-- Written request --
Repeat every record below exactly as written.

::: Supplied records

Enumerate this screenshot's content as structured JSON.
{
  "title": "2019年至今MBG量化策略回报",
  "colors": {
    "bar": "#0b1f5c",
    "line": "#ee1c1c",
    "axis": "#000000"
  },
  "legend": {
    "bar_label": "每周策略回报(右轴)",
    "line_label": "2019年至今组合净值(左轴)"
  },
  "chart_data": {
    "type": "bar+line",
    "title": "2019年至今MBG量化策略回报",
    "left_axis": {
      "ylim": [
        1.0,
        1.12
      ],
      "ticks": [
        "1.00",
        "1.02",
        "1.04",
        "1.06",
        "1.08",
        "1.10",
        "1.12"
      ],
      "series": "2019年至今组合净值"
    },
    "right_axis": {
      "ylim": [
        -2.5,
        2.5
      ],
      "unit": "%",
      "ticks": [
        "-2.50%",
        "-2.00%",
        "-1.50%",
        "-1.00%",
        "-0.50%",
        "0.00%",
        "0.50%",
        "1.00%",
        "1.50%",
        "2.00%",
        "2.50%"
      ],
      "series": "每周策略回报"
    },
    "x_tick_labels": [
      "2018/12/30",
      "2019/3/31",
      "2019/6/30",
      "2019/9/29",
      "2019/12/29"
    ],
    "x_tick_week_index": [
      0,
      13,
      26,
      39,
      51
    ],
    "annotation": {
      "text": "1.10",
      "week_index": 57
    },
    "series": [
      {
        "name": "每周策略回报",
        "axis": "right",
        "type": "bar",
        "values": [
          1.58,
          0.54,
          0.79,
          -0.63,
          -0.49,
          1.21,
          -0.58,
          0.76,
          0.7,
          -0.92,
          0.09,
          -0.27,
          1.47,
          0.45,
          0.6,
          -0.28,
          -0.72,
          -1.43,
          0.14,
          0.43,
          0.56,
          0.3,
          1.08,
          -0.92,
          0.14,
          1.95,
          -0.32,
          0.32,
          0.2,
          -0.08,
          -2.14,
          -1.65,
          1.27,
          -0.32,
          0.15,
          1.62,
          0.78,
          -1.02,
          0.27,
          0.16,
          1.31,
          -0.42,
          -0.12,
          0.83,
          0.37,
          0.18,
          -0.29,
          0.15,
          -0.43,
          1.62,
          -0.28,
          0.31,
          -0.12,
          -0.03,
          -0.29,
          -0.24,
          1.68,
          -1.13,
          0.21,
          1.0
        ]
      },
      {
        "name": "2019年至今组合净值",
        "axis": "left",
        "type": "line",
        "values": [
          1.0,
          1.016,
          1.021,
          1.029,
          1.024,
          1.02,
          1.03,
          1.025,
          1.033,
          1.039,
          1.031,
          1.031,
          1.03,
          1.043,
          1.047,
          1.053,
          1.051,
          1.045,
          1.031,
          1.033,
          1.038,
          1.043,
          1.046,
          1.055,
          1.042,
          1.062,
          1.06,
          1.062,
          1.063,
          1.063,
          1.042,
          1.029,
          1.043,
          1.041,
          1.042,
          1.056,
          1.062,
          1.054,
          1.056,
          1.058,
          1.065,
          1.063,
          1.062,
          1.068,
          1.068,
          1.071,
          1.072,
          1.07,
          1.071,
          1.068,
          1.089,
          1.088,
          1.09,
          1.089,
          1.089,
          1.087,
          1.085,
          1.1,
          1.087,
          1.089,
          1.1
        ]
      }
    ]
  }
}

::::::

-- Answer below --
Enumerate this screenshot's content as structured JSON.
{
  "title": "2019年至今MBG量化策略回报",
  "colors": {
    "bar": "#0b1f5c",
    "line": "#ee1c1c",
    "axis": "#000000"
  },
  "legend": {
    "bar_label": "每周策略回报(右轴)",
    "line_label": "2019年至今组合净值(左轴)"
  },
  "chart_data": {
    "type": "bar+line",
    "title": "2019年至今MBG量化策略回报",
    "left_axis": {
      "ylim": [
        1.0,
        1.12
      ],
      "ticks": [
        "1.00",
        "1.02",
        "1.04",
        "1.06",
        "1.08",
        "1.10",
        "1.12"
      ],
      "series": "2019年至今组合净值"
    },
    "right_axis": {
      "ylim": [
        -2.5,
        2.5
      ],
      "unit": "%",
      "ticks": [
        "-2.50%",
        "-2.00%",
        "-1.50%",
        "-1.00%",
        "-0.50%",
        "0.00%",
        "0.50%",
        "1.00%",
        "1.50%",
        "2.00%",
        "2.50%"
      ],
      "series": "每周策略回报"
    },
    "x_tick_labels": [
      "2018/12/30",
      "2019/3/31",
      "2019/6/30",
      "2019/9/29",
      "2019/12/29"
    ],
    "x_tick_week_index": [
      0,
      13,
      26,
      39,
      51
    ],
    "annotation": {
      "text": "1.10",
      "week_index": 57
    },
    "series": [
      {
        "name": "每周策略回报",
        "axis": "right",
        "type": "bar",
        "values": [
          1.58,
          0.54,
          0.79,
          -0.63,
          -0.49,
          1.21,
          -0.58,
          0.76,
          0.7,
          -0.92,
          0.09,
          -0.27,
          1.47,
          0.45,
          0.6,
          -0.28,
          -0.72,
          -1.43,
          0.14,
          0.43,
          0.56,
          0.3,
          1.08,
          -0.92,
          0.14,
          1.95,
          -0.32,
          0.32,
          0.2,
          -0.08,
          -2.14,
          -1.65,
          1.27,
          -0.32,
          0.15,
          1.62,
          0.78,
          -1.02,
          0.27,
          0.16,
          1.31,
          -0.42,
          -0.12,
          0.83,
          0.37,
          0.18,
          -0.29,
          0.15,
          -0.43,
          1.62,
          -0.28,
          0.31,
          -0.12,
          -0.03,
          -0.29,
          -0.24,
          1.68,
          -1.13,
          0.21,
          1.0
        ]
      },
      {
        "name": "2019年至今组合净值",
        "axis": "left",
        "type": "line",
        "values": [
          1.0,
          1.016,
          1.021,
          1.029,
          1.024,
          1.02,
          1.03,
          1.025,
          1.033,
          1.039,
          1.031,
          1.031,
          1.03,
          1.043,
          1.047,
          1.053,
          1.051,
          1.045,
          1.031,
          1.033,
          1.038,
          1.043,
          1.046,
          1.055,
          1.042,
          1.062,
          1.06,
          1.062,
          1.063,
          1.063,
          1.042,
          1.029,
          1.043,
          1.041,
          1.042,
          1.056,
          1.062,
          1.054,
          1.056,
          1.058,
          1.065,
          1.063,
          1.062,
          1.068,
          1.068,
          1.071,
          1.072,
          1.07,
          1.071,
          1.068,
          1.089,
          1.088,
          1.09,
          1.089,
          1.089,
          1.087,
          1.085,
          1.1,
          1.087,
          1.089,
          1.1
        ]
      }
    ]
  }
}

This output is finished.